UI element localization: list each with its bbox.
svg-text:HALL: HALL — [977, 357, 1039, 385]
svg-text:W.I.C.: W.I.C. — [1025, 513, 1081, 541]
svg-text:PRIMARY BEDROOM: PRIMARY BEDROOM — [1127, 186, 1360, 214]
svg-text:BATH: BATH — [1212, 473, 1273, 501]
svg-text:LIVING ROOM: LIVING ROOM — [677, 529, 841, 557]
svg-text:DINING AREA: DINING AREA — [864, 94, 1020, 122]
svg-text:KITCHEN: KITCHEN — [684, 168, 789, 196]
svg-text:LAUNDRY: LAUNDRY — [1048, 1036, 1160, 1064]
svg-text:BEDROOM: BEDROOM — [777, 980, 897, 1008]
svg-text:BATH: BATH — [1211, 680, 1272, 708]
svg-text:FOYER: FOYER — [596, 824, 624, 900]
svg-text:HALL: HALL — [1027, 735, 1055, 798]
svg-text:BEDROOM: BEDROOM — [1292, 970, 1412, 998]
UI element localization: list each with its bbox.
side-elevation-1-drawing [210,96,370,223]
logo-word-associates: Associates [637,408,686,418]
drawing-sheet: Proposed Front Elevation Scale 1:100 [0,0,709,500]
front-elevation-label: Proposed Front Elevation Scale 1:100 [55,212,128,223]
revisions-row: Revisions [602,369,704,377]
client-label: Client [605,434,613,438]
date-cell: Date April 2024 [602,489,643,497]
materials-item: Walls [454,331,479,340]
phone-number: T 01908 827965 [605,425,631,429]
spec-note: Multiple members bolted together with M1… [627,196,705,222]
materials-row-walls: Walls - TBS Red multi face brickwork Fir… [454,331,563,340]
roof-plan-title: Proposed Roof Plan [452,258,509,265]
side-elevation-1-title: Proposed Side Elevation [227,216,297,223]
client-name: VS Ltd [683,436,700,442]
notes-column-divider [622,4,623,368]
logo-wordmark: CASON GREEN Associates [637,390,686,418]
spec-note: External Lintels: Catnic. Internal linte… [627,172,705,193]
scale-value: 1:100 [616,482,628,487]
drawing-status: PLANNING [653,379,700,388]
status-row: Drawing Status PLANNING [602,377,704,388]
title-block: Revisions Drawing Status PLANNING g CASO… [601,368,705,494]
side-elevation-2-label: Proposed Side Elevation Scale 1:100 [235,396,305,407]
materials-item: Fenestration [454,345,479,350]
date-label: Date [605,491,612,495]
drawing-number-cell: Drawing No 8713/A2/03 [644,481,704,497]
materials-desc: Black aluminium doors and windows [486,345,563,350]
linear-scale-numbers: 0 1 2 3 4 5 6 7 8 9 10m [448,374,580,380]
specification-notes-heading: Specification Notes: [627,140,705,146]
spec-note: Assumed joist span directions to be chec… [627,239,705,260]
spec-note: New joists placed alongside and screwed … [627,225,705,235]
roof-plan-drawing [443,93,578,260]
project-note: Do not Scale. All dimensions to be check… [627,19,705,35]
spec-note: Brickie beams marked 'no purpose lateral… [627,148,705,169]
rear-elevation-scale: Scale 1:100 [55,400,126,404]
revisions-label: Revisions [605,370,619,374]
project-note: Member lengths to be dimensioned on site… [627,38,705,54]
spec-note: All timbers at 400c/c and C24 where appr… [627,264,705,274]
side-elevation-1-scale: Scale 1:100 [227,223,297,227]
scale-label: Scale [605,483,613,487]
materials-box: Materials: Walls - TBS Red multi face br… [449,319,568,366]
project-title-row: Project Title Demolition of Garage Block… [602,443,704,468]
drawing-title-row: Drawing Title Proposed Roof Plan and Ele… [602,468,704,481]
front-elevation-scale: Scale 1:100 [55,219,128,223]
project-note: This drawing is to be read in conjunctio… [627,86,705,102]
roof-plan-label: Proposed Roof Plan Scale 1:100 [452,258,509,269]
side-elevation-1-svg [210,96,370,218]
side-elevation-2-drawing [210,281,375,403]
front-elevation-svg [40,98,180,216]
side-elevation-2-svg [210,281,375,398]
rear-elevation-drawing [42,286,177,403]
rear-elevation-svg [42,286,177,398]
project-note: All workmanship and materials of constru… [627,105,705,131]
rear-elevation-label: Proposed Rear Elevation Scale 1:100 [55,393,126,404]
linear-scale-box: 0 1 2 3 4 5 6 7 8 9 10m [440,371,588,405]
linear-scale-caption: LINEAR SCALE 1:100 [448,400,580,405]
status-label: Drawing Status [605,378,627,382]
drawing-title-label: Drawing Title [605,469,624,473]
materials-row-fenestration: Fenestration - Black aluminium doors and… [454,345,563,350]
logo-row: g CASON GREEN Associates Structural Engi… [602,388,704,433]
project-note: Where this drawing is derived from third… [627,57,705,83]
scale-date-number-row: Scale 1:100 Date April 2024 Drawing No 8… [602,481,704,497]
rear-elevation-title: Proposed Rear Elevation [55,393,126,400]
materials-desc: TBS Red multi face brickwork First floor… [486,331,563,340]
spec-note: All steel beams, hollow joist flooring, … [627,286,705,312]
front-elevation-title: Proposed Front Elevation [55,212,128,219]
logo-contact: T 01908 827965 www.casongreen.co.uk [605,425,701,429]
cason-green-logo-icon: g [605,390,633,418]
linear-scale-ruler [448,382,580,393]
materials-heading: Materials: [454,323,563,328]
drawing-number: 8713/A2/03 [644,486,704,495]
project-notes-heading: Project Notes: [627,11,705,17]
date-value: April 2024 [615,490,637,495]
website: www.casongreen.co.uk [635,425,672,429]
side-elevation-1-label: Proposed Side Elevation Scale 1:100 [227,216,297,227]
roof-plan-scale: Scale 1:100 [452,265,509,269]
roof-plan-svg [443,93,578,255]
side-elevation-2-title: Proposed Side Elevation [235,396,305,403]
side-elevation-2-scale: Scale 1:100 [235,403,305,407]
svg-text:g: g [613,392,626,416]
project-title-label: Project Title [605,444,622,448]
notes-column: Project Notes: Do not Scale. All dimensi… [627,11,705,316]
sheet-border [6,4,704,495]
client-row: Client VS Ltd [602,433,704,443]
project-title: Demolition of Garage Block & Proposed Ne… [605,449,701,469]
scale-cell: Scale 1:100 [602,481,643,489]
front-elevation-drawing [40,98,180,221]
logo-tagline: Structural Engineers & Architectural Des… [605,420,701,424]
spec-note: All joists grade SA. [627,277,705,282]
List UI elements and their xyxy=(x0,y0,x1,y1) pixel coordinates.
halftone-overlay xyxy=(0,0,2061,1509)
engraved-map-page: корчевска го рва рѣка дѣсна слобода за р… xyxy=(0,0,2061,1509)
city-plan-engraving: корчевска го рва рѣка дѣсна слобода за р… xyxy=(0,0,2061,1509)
──────────
§ GOAL OF THE EXERCISE
Can you reproduce the whole listing above, line for line and without any changes?

§ ANSWER
UI element localization: list each with its bbox.
svg-text:HALL: HALL — [977, 357, 1039, 385]
svg-text:W.I.C.: W.I.C. — [1025, 513, 1081, 541]
svg-text:PRIMARY BEDROOM: PRIMARY BEDROOM — [1127, 186, 1360, 214]
svg-text:BATH: BATH — [1212, 473, 1273, 501]
svg-text:LIVING ROOM: LIVING ROOM — [677, 529, 841, 557]
svg-text:DINING AREA: DINING AREA — [864, 94, 1020, 122]
svg-text:KITCHEN: KITCHEN — [684, 168, 789, 196]
svg-text:LAUNDRY: LAUNDRY — [1048, 1036, 1160, 1064]
svg-text:BEDROOM: BEDROOM — [777, 980, 897, 1008]
svg-text:BATH: BATH — [1211, 680, 1272, 708]
svg-text:FOYER: FOYER — [596, 824, 624, 900]
svg-text:HALL: HALL — [1027, 735, 1055, 798]
svg-text:BEDROOM: BEDROOM — [1292, 970, 1412, 998]
UI element localization: list each with its bbox.
side-elevation-1-drawing [210,96,370,223]
logo-word-associates: Associates [637,408,686,418]
drawing-sheet: Proposed Front Elevation Scale 1:100 [0,0,709,500]
front-elevation-label: Proposed Front Elevation Scale 1:100 [55,212,128,223]
revisions-row: Revisions [602,369,704,377]
client-label: Client [605,434,613,438]
date-cell: Date April 2024 [602,489,643,497]
materials-item: Walls [454,331,479,340]
phone-number: T 01908 827965 [605,425,631,429]
spec-note: Multiple members bolted together with M1… [627,196,705,222]
materials-row-walls: Walls - TBS Red multi face brickwork Fir… [454,331,563,340]
roof-plan-title: Proposed Roof Plan [452,258,509,265]
side-elevation-1-title: Proposed Side Elevation [227,216,297,223]
client-name: VS Ltd [683,436,700,442]
notes-column-divider [622,4,623,368]
logo-wordmark: CASON GREEN Associates [637,390,686,418]
spec-note: External Lintels: Catnic. Internal linte… [627,172,705,193]
scale-value: 1:100 [616,482,628,487]
drawing-status: PLANNING [653,379,700,388]
status-row: Drawing Status PLANNING [602,377,704,388]
title-block: Revisions Drawing Status PLANNING g CASO… [601,368,705,494]
side-elevation-2-label: Proposed Side Elevation Scale 1:100 [235,396,305,407]
materials-item: Fenestration [454,345,479,350]
date-label: Date [605,491,612,495]
drawing-number-cell: Drawing No 8713/A2/03 [644,481,704,497]
materials-desc: Black aluminium doors and windows [486,345,563,350]
linear-scale-numbers: 0 1 2 3 4 5 6 7 8 9 10m [448,374,580,380]
specification-notes-heading: Specification Notes: [627,140,705,146]
spec-note: Assumed joist span directions to be chec… [627,239,705,260]
spec-note: New joists placed alongside and screwed … [627,225,705,235]
roof-plan-drawing [443,93,578,260]
project-note: Do not Scale. All dimensions to be check… [627,19,705,35]
spec-note: Brickie beams marked 'no purpose lateral… [627,148,705,169]
rear-elevation-scale: Scale 1:100 [55,400,126,404]
revisions-label: Revisions [605,370,619,374]
project-note: Member lengths to be dimensioned on site… [627,38,705,54]
spec-note: All timbers at 400c/c and C24 where appr… [627,264,705,274]
side-elevation-1-scale: Scale 1:100 [227,223,297,227]
scale-label: Scale [605,483,613,487]
materials-box: Materials: Walls - TBS Red multi face br… [449,319,568,366]
project-title-row: Project Title Demolition of Garage Block… [602,443,704,468]
drawing-title-row: Drawing Title Proposed Roof Plan and Ele… [602,468,704,481]
front-elevation-scale: Scale 1:100 [55,219,128,223]
project-note: This drawing is to be read in conjunctio… [627,86,705,102]
roof-plan-label: Proposed Roof Plan Scale 1:100 [452,258,509,269]
side-elevation-1-svg [210,96,370,218]
side-elevation-2-drawing [210,281,375,403]
front-elevation-svg [40,98,180,216]
side-elevation-2-svg [210,281,375,398]
rear-elevation-drawing [42,286,177,403]
rear-elevation-svg [42,286,177,398]
project-note: All workmanship and materials of constru… [627,105,705,131]
rear-elevation-label: Proposed Rear Elevation Scale 1:100 [55,393,126,404]
linear-scale-box: 0 1 2 3 4 5 6 7 8 9 10m [440,371,588,405]
linear-scale-caption: LINEAR SCALE 1:100 [448,400,580,405]
status-label: Drawing Status [605,378,627,382]
drawing-title-label: Drawing Title [605,469,624,473]
materials-row-fenestration: Fenestration - Black aluminium doors and… [454,345,563,350]
logo-row: g CASON GREEN Associates Structural Engi… [602,388,704,433]
project-note: Where this drawing is derived from third… [627,57,705,83]
scale-date-number-row: Scale 1:100 Date April 2024 Drawing No 8… [602,481,704,497]
rear-elevation-title: Proposed Rear Elevation [55,393,126,400]
materials-desc: TBS Red multi face brickwork First floor… [486,331,563,340]
spec-note: All steel beams, hollow joist flooring, … [627,286,705,312]
front-elevation-title: Proposed Front Elevation [55,212,128,219]
logo-contact: T 01908 827965 www.casongreen.co.uk [605,425,701,429]
cason-green-logo-icon: g [605,390,633,418]
linear-scale-ruler [448,382,580,393]
materials-heading: Materials: [454,323,563,328]
drawing-number: 8713/A2/03 [644,486,704,495]
project-notes-heading: Project Notes: [627,11,705,17]
date-value: April 2024 [615,490,637,495]
website: www.casongreen.co.uk [635,425,672,429]
side-elevation-1-label: Proposed Side Elevation Scale 1:100 [227,216,297,227]
roof-plan-scale: Scale 1:100 [452,265,509,269]
roof-plan-svg [443,93,578,255]
side-elevation-2-title: Proposed Side Elevation [235,396,305,403]
side-elevation-2-scale: Scale 1:100 [235,403,305,407]
svg-text:g: g [613,392,626,416]
project-title-label: Project Title [605,444,622,448]
notes-column: Project Notes: Do not Scale. All dimensi… [627,11,705,316]
sheet-border [6,4,704,495]
client-row: Client VS Ltd [602,433,704,443]
project-title: Demolition of Garage Block & Proposed Ne… [605,449,701,469]
scale-cell: Scale 1:100 [602,481,643,489]
front-elevation-drawing [40,98,180,221]
logo-tagline: Structural Engineers & Architectural Des… [605,420,701,424]
spec-note: All joists grade SA. [627,277,705,282]
List UI elements and their xyxy=(x0,y0,x1,y1) pixel coordinates.
halftone-overlay xyxy=(0,0,2061,1509)
engraved-map-page: корчевска го рва рѣка дѣсна слобода за р… xyxy=(0,0,2061,1509)
city-plan-engraving: корчевска го рва рѣка дѣсна слобода за р… xyxy=(0,0,2061,1509)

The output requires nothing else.